Retype every entry exactly, character for character.

-- BEGIN Supplied material --

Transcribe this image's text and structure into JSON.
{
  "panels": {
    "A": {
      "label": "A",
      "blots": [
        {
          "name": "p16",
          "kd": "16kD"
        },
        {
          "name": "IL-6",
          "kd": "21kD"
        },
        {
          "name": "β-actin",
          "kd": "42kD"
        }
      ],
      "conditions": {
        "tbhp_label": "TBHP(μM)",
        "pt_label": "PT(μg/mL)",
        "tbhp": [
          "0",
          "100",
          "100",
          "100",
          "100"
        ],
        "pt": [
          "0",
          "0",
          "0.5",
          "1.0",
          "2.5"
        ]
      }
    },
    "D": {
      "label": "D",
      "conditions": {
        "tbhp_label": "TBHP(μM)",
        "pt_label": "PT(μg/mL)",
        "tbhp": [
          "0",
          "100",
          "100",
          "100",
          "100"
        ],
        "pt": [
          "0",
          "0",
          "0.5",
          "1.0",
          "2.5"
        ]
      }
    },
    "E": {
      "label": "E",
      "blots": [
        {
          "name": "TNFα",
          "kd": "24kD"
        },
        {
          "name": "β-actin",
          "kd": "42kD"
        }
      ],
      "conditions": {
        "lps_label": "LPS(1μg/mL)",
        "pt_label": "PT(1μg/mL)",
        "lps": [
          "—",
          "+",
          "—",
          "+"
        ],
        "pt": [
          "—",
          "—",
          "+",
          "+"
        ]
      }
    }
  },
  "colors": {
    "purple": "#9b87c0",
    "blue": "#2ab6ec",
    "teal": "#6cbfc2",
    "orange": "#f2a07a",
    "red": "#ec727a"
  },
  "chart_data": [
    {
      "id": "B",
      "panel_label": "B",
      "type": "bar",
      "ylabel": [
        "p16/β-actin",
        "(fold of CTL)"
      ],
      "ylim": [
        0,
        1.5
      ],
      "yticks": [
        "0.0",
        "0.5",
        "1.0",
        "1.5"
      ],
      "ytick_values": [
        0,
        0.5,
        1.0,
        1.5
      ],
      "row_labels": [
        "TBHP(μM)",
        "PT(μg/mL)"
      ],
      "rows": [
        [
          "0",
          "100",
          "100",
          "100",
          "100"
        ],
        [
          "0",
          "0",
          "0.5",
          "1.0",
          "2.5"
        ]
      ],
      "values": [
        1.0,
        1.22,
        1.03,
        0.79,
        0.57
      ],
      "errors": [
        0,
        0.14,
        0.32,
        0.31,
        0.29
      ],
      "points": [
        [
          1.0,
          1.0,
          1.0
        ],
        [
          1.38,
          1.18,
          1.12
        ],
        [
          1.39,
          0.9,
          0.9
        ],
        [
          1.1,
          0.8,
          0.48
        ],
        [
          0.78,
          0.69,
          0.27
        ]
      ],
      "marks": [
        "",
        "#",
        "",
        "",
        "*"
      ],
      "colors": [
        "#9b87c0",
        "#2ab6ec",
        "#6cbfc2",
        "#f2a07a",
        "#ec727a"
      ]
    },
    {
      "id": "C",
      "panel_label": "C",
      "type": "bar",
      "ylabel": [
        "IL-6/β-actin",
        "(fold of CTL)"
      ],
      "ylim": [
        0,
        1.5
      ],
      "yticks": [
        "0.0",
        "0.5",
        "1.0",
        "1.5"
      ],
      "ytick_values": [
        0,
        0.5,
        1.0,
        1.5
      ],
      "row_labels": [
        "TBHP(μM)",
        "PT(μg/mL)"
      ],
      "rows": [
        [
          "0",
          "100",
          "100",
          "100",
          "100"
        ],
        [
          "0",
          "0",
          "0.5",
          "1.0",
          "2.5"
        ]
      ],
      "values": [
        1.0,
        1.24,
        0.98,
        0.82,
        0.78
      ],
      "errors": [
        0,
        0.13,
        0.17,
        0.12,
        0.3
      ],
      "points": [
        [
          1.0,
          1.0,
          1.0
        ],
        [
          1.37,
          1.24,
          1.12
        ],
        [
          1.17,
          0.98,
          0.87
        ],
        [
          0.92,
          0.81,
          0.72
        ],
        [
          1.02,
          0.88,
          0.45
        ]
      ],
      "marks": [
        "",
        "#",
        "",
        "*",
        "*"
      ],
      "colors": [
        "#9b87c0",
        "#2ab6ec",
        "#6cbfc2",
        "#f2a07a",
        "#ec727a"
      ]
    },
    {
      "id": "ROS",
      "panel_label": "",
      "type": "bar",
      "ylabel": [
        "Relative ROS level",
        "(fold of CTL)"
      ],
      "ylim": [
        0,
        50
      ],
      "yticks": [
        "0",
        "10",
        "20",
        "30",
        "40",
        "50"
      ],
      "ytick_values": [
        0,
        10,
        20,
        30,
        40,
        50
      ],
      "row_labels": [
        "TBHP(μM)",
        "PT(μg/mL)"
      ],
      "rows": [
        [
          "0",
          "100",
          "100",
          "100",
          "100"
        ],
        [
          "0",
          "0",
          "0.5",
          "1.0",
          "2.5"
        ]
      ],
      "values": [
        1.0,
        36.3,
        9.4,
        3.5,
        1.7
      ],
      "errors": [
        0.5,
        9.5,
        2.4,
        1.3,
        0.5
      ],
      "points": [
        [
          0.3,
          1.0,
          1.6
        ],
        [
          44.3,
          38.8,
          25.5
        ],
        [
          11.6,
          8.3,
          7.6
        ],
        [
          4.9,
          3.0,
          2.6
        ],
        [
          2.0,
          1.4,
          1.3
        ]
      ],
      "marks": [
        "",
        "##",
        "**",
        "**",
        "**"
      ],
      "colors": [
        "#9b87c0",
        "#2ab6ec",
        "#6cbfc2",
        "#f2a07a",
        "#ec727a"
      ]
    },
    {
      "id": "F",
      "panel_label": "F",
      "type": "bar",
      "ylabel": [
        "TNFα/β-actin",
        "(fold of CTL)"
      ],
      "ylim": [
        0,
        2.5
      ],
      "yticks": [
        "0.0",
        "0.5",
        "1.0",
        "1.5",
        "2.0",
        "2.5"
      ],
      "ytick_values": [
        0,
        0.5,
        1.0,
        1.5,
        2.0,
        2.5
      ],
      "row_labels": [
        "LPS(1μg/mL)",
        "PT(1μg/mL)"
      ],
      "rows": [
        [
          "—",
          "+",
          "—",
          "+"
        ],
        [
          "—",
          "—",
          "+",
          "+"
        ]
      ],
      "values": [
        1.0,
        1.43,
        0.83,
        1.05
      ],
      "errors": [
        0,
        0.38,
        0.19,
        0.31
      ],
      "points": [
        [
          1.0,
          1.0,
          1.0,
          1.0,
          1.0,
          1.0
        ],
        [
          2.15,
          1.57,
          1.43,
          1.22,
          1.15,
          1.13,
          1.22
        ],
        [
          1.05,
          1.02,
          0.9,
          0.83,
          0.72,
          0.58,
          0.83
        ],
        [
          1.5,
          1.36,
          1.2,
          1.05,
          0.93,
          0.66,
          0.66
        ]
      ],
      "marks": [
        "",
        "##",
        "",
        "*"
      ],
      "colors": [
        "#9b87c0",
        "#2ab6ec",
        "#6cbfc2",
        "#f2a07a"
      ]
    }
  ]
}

-- END Supplied material --

§ Problem solution
Transcribe this image's text and structure into JSON.
{
  "panels": {
    "A": {
      "label": "A",
      "blots": [
        {
          "name": "p16",
          "kd": "16kD"
        },
        {
          "name": "IL-6",
          "kd": "21kD"
        },
        {
          "name": "β-actin",
          "kd": "42kD"
        }
      ],
      "conditions": {
        "tbhp_label": "TBHP(μM)",
        "pt_label": "PT(μg/mL)",
        "tbhp": [
          "0",
          "100",
          "100",
          "100",
          "100"
        ],
        "pt": [
          "0",
          "0",
          "0.5",
          "1.0",
          "2.5"
        ]
      }
    },
    "D": {
      "label": "D",
      "conditions": {
        "tbhp_label": "TBHP(μM)",
        "pt_label": "PT(μg/mL)",
        "tbhp": [
          "0",
          "100",
          "100",
          "100",
          "100"
        ],
        "pt": [
          "0",
          "0",
          "0.5",
          "1.0",
          "2.5"
        ]
      }
    },
    "E": {
      "label": "E",
      "blots": [
        {
          "name": "TNFα",
          "kd": "24kD"
        },
        {
          "name": "β-actin",
          "kd": "42kD"
        }
      ],
      "conditions": {
        "lps_label": "LPS(1μg/mL)",
        "pt_label": "PT(1μg/mL)",
        "lps": [
          "—",
          "+",
          "—",
          "+"
        ],
        "pt": [
          "—",
          "—",
          "+",
          "+"
        ]
      }
    }
  },
  "colors": {
    "purple": "#9b87c0",
    "blue": "#2ab6ec",
    "teal": "#6cbfc2",
    "orange": "#f2a07a",
    "red": "#ec727a"
  },
  "chart_data": [
    {
      "id": "B",
      "panel_label": "B",
      "type": "bar",
      "ylabel": [
        "p16/β-actin",
        "(fold of CTL)"
      ],
      "ylim": [
        0,
        1.5
      ],
      "yticks": [
        "0.0",
        "0.5",
        "1.0",
        "1.5"
      ],
      "ytick_values": [
        0,
        0.5,
        1.0,
        1.5
      ],
      "row_labels": [
        "TBHP(μM)",
        "PT(μg/mL)"
      ],
      "rows": [
        [
          "0",
          "100",
          "100",
          "100",
          "100"
        ],
        [
          "0",
          "0",
          "0.5",
          "1.0",
          "2.5"
        ]
      ],
      "values": [
        1.0,
        1.22,
        1.03,
        0.79,
        0.57
      ],
      "errors": [
        0,
        0.14,
        0.32,
        0.31,
        0.29
      ],
      "points": [
        [
          1.0,
          1.0,
          1.0
        ],
        [
          1.38,
          1.18,
          1.12
        ],
        [
          1.39,
          0.9,
          0.9
        ],
        [
          1.1,
          0.8,
          0.48
        ],
        [
          0.78,
          0.69,
          0.27
        ]
      ],
      "marks": [
        "",
        "#",
        "",
        "",
        "*"
      ],
      "colors": [
        "#9b87c0",
        "#2ab6ec",
        "#6cbfc2",
        "#f2a07a",
        "#ec727a"
      ]
    },
    {
      "id": "C",
      "panel_label": "C",
      "type": "bar",
      "ylabel": [
        "IL-6/β-actin",
        "(fold of CTL)"
      ],
      "ylim": [
        0,
        1.5
      ],
      "yticks": [
        "0.0",
        "0.5",
        "1.0",
        "1.5"
      ],
      "ytick_values": [
        0,
        0.5,
        1.0,
        1.5
      ],
      "row_labels": [
        "TBHP(μM)",
        "PT(μg/mL)"
      ],
      "rows": [
        [
          "0",
          "100",
          "100",
          "100",
          "100"
        ],
        [
          "0",
          "0",
          "0.5",
          "1.0",
          "2.5"
        ]
      ],
      "values": [
        1.0,
        1.24,
        0.98,
        0.82,
        0.78
      ],
      "errors": [
        0,
        0.13,
        0.17,
        0.12,
        0.3
      ],
      "points": [
        [
          1.0,
          1.0,
          1.0
        ],
        [
          1.37,
          1.24,
          1.12
        ],
        [
          1.17,
          0.98,
          0.87
        ],
        [
          0.92,
          0.81,
          0.72
        ],
        [
          1.02,
          0.88,
          0.45
        ]
      ],
      "marks": [
        "",
        "#",
        "",
        "*",
        "*"
      ],
      "colors": [
        "#9b87c0",
        "#2ab6ec",
        "#6cbfc2",
        "#f2a07a",
        "#ec727a"
      ]
    },
    {
      "id": "ROS",
      "panel_label": "",
      "type": "bar",
      "ylabel": [
        "Relative ROS level",
        "(fold of CTL)"
      ],
      "ylim": [
        0,
        50
      ],
      "yticks": [
        "0",
        "10",
        "20",
        "30",
        "40",
        "50"
      ],
      "ytick_values": [
        0,
        10,
        20,
        30,
        40,
        50
      ],
      "row_labels": [
        "TBHP(μM)",
        "PT(μg/mL)"
      ],
      "rows": [
        [
          "0",
          "100",
          "100",
          "100",
          "100"
        ],
        [
          "0",
          "0",
          "0.5",
          "1.0",
          "2.5"
        ]
      ],
      "values": [
        1.0,
        36.3,
        9.4,
        3.5,
        1.7
      ],
      "errors": [
        0.5,
        9.5,
        2.4,
        1.3,
        0.5
      ],
      "points": [
        [
          0.3,
          1.0,
          1.6
        ],
        [
          44.3,
          38.8,
          25.5
        ],
        [
          11.6,
          8.3,
          7.6
        ],
        [
          4.9,
          3.0,
          2.6
        ],
        [
          2.0,
          1.4,
          1.3
        ]
      ],
      "marks": [
        "",
        "##",
        "**",
        "**",
        "**"
      ],
      "colors": [
        "#9b87c0",
        "#2ab6ec",
        "#6cbfc2",
        "#f2a07a",
        "#ec727a"
      ]
    },
    {
      "id": "F",
      "panel_label": "F",
      "type": "bar",
      "ylabel": [
        "TNFα/β-actin",
        "(fold of CTL)"
      ],
      "ylim": [
        0,
        2.5
      ],
      "yticks": [
        "0.0",
        "0.5",
        "1.0",
        "1.5",
        "2.0",
        "2.5"
      ],
      "ytick_values": [
        0,
        0.5,
        1.0,
        1.5,
        2.0,
        2.5
      ],
      "row_labels": [
        "LPS(1μg/mL)",
        "PT(1μg/mL)"
      ],
      "rows": [
        [
          "—",
          "+",
          "—",
          "+"
        ],
        [
          "—",
          "—",
          "+",
          "+"
        ]
      ],
      "values": [
        1.0,
        1.43,
        0.83,
        1.05
      ],
      "errors": [
        0,
        0.38,
        0.19,
        0.31
      ],
      "points": [
        [
          1.0,
          1.0,
          1.0,
          1.0,
          1.0,
          1.0
        ],
        [
          2.15,
          1.57,
          1.43,
          1.22,
          1.15,
          1.13,
          1.22
        ],
        [
          1.05,
          1.02,
          0.9,
          0.83,
          0.72,
          0.58,
          0.83
        ],
        [
          1.5,
          1.36,
          1.2,
          1.05,
          0.93,
          0.66,
          0.66
        ]
      ],
      "marks": [
        "",
        "##",
        "",
        "*"
      ],
      "colors": [
        "#9b87c0",
        "#2ab6ec",
        "#6cbfc2",
        "#f2a07a"
      ]
    }
  ]
}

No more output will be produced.